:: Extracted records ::
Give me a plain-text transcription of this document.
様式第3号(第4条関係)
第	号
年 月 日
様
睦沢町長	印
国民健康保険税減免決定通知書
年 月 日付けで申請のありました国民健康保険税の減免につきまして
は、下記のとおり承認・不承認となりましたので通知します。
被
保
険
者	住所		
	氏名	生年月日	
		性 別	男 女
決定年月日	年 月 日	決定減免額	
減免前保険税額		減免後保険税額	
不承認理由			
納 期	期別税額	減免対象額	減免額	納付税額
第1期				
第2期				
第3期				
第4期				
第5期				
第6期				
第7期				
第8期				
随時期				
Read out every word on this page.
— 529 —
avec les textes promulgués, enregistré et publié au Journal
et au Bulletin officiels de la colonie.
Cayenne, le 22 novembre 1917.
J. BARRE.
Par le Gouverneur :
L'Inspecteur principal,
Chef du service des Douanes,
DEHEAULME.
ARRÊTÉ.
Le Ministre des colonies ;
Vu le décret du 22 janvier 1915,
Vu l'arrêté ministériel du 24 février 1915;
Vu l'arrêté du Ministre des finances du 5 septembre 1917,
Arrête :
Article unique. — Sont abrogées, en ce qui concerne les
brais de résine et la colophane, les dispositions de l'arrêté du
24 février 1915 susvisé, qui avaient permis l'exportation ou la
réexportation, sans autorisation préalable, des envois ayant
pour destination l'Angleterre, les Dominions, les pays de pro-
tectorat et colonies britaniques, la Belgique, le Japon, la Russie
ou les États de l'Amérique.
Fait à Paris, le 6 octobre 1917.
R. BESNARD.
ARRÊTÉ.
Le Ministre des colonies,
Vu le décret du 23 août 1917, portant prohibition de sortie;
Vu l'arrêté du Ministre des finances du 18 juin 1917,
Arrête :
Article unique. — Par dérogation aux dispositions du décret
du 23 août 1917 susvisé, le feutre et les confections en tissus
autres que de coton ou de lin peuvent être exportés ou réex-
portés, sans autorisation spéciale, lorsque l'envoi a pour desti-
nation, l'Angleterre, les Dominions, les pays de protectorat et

:: GOAL OF THE EXERCISE ::
Filter the listing above for the string "finances" and copy every matching line.

:: EXERCISE RESPONSE ::
Vu l'arrêté du Ministre des finances du 5 septembre 1917,
Vu l'arrêté du Ministre des finances du 18 juin 1917,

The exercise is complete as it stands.